-- Start THE RECORDS --
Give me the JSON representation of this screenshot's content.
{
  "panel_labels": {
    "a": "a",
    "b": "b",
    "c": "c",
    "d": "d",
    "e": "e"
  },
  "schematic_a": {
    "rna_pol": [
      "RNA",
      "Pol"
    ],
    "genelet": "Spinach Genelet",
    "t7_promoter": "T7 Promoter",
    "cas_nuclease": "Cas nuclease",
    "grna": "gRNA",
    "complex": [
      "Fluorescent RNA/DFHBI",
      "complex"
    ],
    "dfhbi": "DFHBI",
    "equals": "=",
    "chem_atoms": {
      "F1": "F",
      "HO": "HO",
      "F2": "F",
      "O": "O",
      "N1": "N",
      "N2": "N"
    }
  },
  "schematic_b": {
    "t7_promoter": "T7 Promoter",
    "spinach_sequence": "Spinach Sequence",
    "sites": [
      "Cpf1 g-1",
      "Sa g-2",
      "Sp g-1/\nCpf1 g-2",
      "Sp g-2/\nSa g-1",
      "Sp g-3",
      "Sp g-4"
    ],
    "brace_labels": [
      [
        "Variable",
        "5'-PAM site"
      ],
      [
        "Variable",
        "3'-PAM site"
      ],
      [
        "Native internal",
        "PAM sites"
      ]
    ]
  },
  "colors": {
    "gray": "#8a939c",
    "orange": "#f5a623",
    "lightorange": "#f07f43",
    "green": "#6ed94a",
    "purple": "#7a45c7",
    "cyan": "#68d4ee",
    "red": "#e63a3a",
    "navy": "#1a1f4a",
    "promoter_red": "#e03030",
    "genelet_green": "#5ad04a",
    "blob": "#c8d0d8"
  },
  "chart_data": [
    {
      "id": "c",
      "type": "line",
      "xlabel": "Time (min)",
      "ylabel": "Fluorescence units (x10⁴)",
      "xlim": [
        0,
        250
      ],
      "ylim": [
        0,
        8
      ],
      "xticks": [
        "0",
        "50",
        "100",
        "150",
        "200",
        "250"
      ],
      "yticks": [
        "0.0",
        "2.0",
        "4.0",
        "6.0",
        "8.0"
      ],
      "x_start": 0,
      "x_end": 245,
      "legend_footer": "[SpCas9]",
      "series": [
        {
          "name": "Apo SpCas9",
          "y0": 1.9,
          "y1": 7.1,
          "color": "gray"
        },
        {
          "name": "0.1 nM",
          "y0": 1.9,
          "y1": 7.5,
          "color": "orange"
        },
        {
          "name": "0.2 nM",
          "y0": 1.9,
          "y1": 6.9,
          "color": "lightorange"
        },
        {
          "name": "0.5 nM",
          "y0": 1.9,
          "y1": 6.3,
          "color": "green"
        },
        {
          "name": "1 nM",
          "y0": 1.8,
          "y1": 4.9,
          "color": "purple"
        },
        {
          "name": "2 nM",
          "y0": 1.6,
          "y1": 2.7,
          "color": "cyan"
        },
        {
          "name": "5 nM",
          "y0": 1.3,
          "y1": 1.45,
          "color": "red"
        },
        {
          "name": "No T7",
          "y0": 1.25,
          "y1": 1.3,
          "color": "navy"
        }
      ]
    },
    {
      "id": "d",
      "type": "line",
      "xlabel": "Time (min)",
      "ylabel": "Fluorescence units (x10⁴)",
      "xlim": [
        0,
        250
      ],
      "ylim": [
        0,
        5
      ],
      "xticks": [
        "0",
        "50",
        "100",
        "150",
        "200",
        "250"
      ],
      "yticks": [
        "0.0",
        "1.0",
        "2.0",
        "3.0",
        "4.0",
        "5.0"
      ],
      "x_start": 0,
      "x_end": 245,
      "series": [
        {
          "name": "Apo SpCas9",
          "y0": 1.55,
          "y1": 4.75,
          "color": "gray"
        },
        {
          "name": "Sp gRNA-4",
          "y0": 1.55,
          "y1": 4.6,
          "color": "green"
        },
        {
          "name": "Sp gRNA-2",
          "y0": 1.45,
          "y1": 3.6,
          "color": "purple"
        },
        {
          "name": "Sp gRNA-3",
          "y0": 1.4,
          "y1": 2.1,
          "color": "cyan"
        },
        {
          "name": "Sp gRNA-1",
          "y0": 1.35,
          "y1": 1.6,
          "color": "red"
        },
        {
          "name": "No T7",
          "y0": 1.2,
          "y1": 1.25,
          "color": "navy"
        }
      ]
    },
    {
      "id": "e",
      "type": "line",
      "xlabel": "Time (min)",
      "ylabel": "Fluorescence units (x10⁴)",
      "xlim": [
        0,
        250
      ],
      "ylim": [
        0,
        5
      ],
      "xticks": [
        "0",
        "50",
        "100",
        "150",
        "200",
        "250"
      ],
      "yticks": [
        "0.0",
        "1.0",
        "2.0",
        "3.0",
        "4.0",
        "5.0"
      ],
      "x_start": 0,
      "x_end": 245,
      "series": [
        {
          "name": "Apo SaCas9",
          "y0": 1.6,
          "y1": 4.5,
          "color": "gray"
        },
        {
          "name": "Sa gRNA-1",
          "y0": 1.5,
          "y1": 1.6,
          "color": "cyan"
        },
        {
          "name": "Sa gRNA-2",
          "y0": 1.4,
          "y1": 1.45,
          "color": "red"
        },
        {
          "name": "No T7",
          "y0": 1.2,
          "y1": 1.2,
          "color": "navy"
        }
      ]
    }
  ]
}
-- End THE RECORDS --
__STATED TASK__
Give the listing above again, word for word.

__RESPONSE TO THIS TASK__
Give me the JSON representation of this screenshot's content.
{
  "panel_labels": {
    "a": "a",
    "b": "b",
    "c": "c",
    "d": "d",
    "e": "e"
  },
  "schematic_a": {
    "rna_pol": [
      "RNA",
      "Pol"
    ],
    "genelet": "Spinach Genelet",
    "t7_promoter": "T7 Promoter",
    "cas_nuclease": "Cas nuclease",
    "grna": "gRNA",
    "complex": [
      "Fluorescent RNA/DFHBI",
      "complex"
    ],
    "dfhbi": "DFHBI",
    "equals": "=",
    "chem_atoms": {
      "F1": "F",
      "HO": "HO",
      "F2": "F",
      "O": "O",
      "N1": "N",
      "N2": "N"
    }
  },
  "schematic_b": {
    "t7_promoter": "T7 Promoter",
    "spinach_sequence": "Spinach Sequence",
    "sites": [
      "Cpf1 g-1",
      "Sa g-2",
      "Sp g-1/\nCpf1 g-2",
      "Sp g-2/\nSa g-1",
      "Sp g-3",
      "Sp g-4"
    ],
    "brace_labels": [
      [
        "Variable",
        "5'-PAM site"
      ],
      [
        "Variable",
        "3'-PAM site"
      ],
      [
        "Native internal",
        "PAM sites"
      ]
    ]
  },
  "colors": {
    "gray": "#8a939c",
    "orange": "#f5a623",
    "lightorange": "#f07f43",
    "green": "#6ed94a",
    "purple": "#7a45c7",
    "cyan": "#68d4ee",
    "red": "#e63a3a",
    "navy": "#1a1f4a",
    "promoter_red": "#e03030",
    "genelet_green": "#5ad04a",
    "blob": "#c8d0d8"
  },
  "chart_data": [
    {
      "id": "c",
      "type": "line",
      "xlabel": "Time (min)",
      "ylabel": "Fluorescence units (x10⁴)",
      "xlim": [
        0,
        250
      ],
      "ylim": [
        0,
        8
      ],
      "xticks": [
        "0",
        "50",
        "100",
        "150",
        "200",
        "250"
      ],
      "yticks": [
        "0.0",
        "2.0",
        "4.0",
        "6.0",
        "8.0"
      ],
      "x_start": 0,
      "x_end": 245,
      "legend_footer": "[SpCas9]",
      "series": [
        {
          "name": "Apo SpCas9",
          "y0": 1.9,
          "y1": 7.1,
          "color": "gray"
        },
        {
          "name": "0.1 nM",
          "y0": 1.9,
          "y1": 7.5,
          "color": "orange"
        },
        {
          "name": "0.2 nM",
          "y0": 1.9,
          "y1": 6.9,
          "color": "lightorange"
        },
        {
          "name": "0.5 nM",
          "y0": 1.9,
          "y1": 6.3,
          "color": "green"
        },
        {
          "name": "1 nM",
          "y0": 1.8,
          "y1": 4.9,
          "color": "purple"
        },
        {
          "name": "2 nM",
          "y0": 1.6,
          "y1": 2.7,
          "color": "cyan"
        },
        {
          "name": "5 nM",
          "y0": 1.3,
          "y1": 1.45,
          "color": "red"
        },
        {
          "name": "No T7",
          "y0": 1.25,
          "y1": 1.3,
          "color": "navy"
        }
      ]
    },
    {
      "id": "d",
      "type": "line",
      "xlabel": "Time (min)",
      "ylabel": "Fluorescence units (x10⁴)",
      "xlim": [
        0,
        250
      ],
      "ylim": [
        0,
        5
      ],
      "xticks": [
        "0",
        "50",
        "100",
        "150",
        "200",
        "250"
      ],
      "yticks": [
        "0.0",
        "1.0",
        "2.0",
        "3.0",
        "4.0",
        "5.0"
      ],
      "x_start": 0,
      "x_end": 245,
      "series": [
        {
          "name": "Apo SpCas9",
          "y0": 1.55,
          "y1": 4.75,
          "color": "gray"
        },
        {
          "name": "Sp gRNA-4",
          "y0": 1.55,
          "y1": 4.6,
          "color": "green"
        },
        {
          "name": "Sp gRNA-2",
          "y0": 1.45,
          "y1": 3.6,
          "color": "purple"
        },
        {
          "name": "Sp gRNA-3",
          "y0": 1.4,
          "y1": 2.1,
          "color": "cyan"
        },
        {
          "name": "Sp gRNA-1",
          "y0": 1.35,
          "y1": 1.6,
          "color": "red"
        },
        {
          "name": "No T7",
          "y0": 1.2,
          "y1": 1.25,
          "color": "navy"
        }
      ]
    },
    {
      "id": "e",
      "type": "line",
      "xlabel": "Time (min)",
      "ylabel": "Fluorescence units (x10⁴)",
      "xlim": [
        0,
        250
      ],
      "ylim": [
        0,
        5
      ],
      "xticks": [
        "0",
        "50",
        "100",
        "150",
        "200",
        "250"
      ],
      "yticks": [
        "0.0",
        "1.0",
        "2.0",
        "3.0",
        "4.0",
        "5.0"
      ],
      "x_start": 0,
      "x_end": 245,
      "series": [
        {
          "name": "Apo SaCas9",
          "y0": 1.6,
          "y1": 4.5,
          "color": "gray"
        },
        {
          "name": "Sa gRNA-1",
          "y0": 1.5,
          "y1": 1.6,
          "color": "cyan"
        },
        {
          "name": "Sa gRNA-2",
          "y0": 1.4,
          "y1": 1.45,
          "color": "red"
        },
        {
          "name": "No T7",
          "y0": 1.2,
          "y1": 1.2,
          "color": "navy"
        }
      ]
    }
  ]
}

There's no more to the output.